*Listing:*
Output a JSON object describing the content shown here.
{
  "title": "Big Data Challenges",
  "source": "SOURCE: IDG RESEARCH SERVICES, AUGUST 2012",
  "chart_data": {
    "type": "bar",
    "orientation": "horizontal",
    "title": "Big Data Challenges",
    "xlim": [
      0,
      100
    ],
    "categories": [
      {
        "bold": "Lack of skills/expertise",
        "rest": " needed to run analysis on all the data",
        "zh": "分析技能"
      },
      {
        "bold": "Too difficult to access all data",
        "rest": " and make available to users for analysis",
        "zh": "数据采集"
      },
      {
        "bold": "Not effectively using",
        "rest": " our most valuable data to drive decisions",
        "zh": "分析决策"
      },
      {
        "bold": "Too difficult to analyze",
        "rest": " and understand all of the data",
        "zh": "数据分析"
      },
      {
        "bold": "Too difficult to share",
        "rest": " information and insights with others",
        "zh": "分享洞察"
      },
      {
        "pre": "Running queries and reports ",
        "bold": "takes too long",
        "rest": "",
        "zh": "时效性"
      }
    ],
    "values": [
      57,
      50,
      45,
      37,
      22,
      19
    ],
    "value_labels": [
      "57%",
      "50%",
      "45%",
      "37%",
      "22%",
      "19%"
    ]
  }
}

*What you are asked to do:* Copy each line from the data above that includes "Challenges".

*The reply:*
  "title": "Big Data Challenges",
    "title": "Big Data Challenges",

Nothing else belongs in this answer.